- SUPPLIED ENTRIES -

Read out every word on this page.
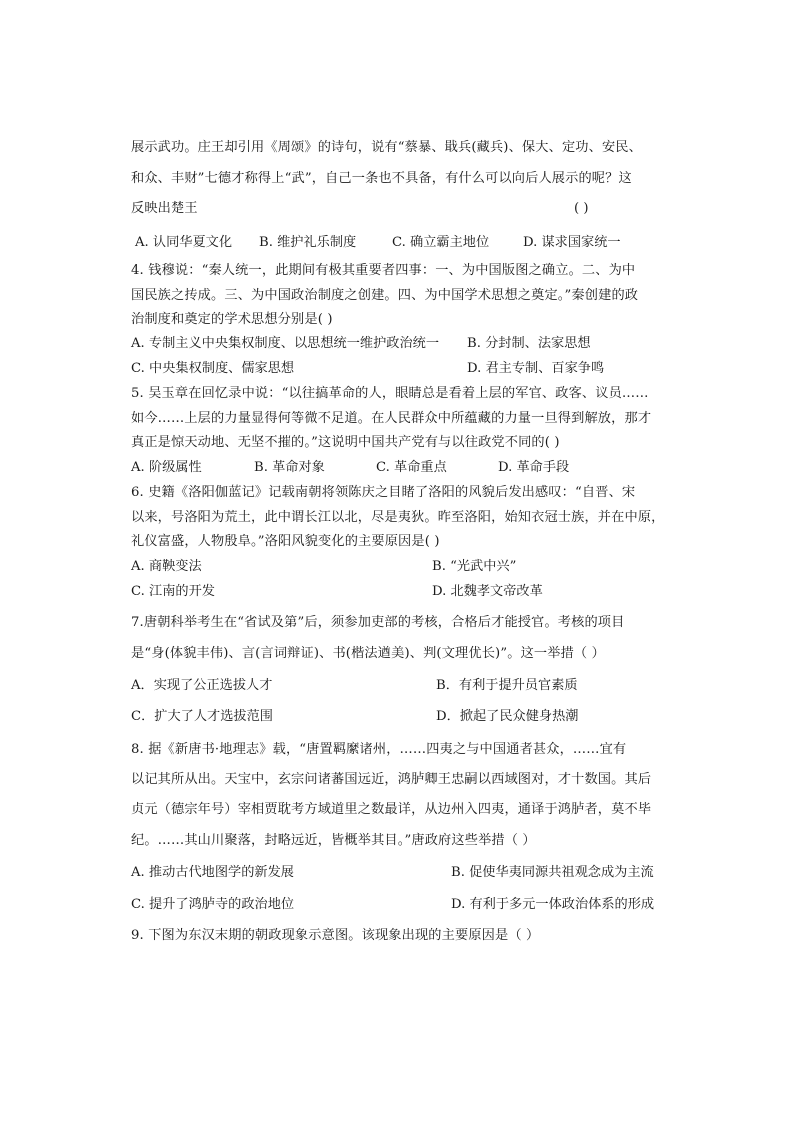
展示武功。庄王却引用《周颂》的诗句，说有“蔡暴、戢兵(藏兵)、保大、定功、安民、
和众、丰财”七德才称得上“武”，自己一条也不具备，有什么可以向后人展示的呢？这
反映出楚王	( )
A. 认同华夏文化 B. 维护礼乐制度	C. 确立霸主地位	D. 谋求国家统一
4. 钱穆说：“秦人统一，此期间有极其重要者四事：一、为中国版图之确立。二、为中
国民族之抟成。三、为中国政治制度之创建。四、为中国学术思想之奠定。”秦创建的政
治制度和奠定的学术思想分别是( )
A. 专制主义中央集权制度、以思想统一维护政治统一 B. 分封制、法家思想
C. 中央集权制度、儒家思想	D. 君主专制、百家争鸣
5. 吴玉章在回忆录中说：“以往搞革命的人，眼睛总是看着上层的军官、政客、议员……
如今……上层的力量显得何等微不足道。在人民群众中所蕴藏的力量一旦得到解放，那才
真正是惊天动地、无坚不摧的。”这说明中国共产党有与以往政党不同的( )
A. 阶级属性	B. 革命对象	C. 革命重点	D. 革命手段
6. 史籍《洛阳伽蓝记》记载南朝将领陈庆之目睹了洛阳的风貌后发出感叹：“自晋、宋
以来，号洛阳为荒土，此中谓长江以北，尽是夷狄。昨至洛阳，始知衣冠士族，并在中原，
礼仪富盛，人物殷阜。”洛阳风貌变化的主要原因是( )
A. 商鞅变法	B. “光武中兴”
C. 江南的开发	D. 北魏孝文帝改革
7.唐朝科举考生在“省试及第”后，须参加吏部的考核，合格后才能授官。考核的项目
是“身(体貌丰伟)、言(言词辩证)、书(楷法遒美)、判(文理优长)”。这一举措（ ）
A．实现了公正选拔人才	B．有利于提升员官素质
C．扩大了人才选拔范围	D．掀起了民众健身热潮
8. 据《新唐书·地理志》载，“唐置羁縻诸州，……四夷之与中国通者甚众，……宜有
以记其所从出。天宝中，玄宗问诸蕃国远近，鸿胪卿王忠嗣以西域图对，才十数国。其后
贞元（德宗年号）宰相贾耽考方域道里之数最详，从边州入四夷，通译于鸿胪者，莫不毕
纪。……其山川聚落，封略远近，皆概举其目。”唐政府这些举措（ ）
A. 推动古代地图学的新发展	B. 促使华夷同源共祖观念成为主流
C. 提升了鸿胪寺的政治地位	D. 有利于多元一体政治体系的形成
9. 下图为东汉末期的朝政现象示意图。该现象出现的主要原因是（ ）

- PROBLEM TO WORK ON -
Extract the entries in full, exactly as they are, minus the pictures.

- SOLUTION -
Read out every word on this page.
展示武功。庄王却引用《周颂》的诗句，说有“蔡暴、戢兵(藏兵)、保大、定功、安民、
和众、丰财”七德才称得上“武”，自己一条也不具备，有什么可以向后人展示的呢？这
反映出楚王	( )
A. 认同华夏文化 B. 维护礼乐制度	C. 确立霸主地位	D. 谋求国家统一
4. 钱穆说：“秦人统一，此期间有极其重要者四事：一、为中国版图之确立。二、为中
国民族之抟成。三、为中国政治制度之创建。四、为中国学术思想之奠定。”秦创建的政
治制度和奠定的学术思想分别是( )
A. 专制主义中央集权制度、以思想统一维护政治统一 B. 分封制、法家思想
C. 中央集权制度、儒家思想	D. 君主专制、百家争鸣
5. 吴玉章在回忆录中说：“以往搞革命的人，眼睛总是看着上层的军官、政客、议员……
如今……上层的力量显得何等微不足道。在人民群众中所蕴藏的力量一旦得到解放，那才
真正是惊天动地、无坚不摧的。”这说明中国共产党有与以往政党不同的( )
A. 阶级属性	B. 革命对象	C. 革命重点	D. 革命手段
6. 史籍《洛阳伽蓝记》记载南朝将领陈庆之目睹了洛阳的风貌后发出感叹：“自晋、宋
以来，号洛阳为荒土，此中谓长江以北，尽是夷狄。昨至洛阳，始知衣冠士族，并在中原，
礼仪富盛，人物殷阜。”洛阳风貌变化的主要原因是( )
A. 商鞅变法	B. “光武中兴”
C. 江南的开发	D. 北魏孝文帝改革
7.唐朝科举考生在“省试及第”后，须参加吏部的考核，合格后才能授官。考核的项目
是“身(体貌丰伟)、言(言词辩证)、书(楷法遒美)、判(文理优长)”。这一举措（ ）
A．实现了公正选拔人才	B．有利于提升员官素质
C．扩大了人才选拔范围	D．掀起了民众健身热潮
8. 据《新唐书·地理志》载，“唐置羁縻诸州，……四夷之与中国通者甚众，……宜有
以记其所从出。天宝中，玄宗问诸蕃国远近，鸿胪卿王忠嗣以西域图对，才十数国。其后
贞元（德宗年号）宰相贾耽考方域道里之数最详，从边州入四夷，通译于鸿胪者，莫不毕
纪。……其山川聚落，封略远近，皆概举其目。”唐政府这些举措（ ）
A. 推动古代地图学的新发展	B. 促使华夷同源共祖观念成为主流
C. 提升了鸿胪寺的政治地位	D. 有利于多元一体政治体系的形成
9. 下图为东汉末期的朝政现象示意图。该现象出现的主要原因是（ ）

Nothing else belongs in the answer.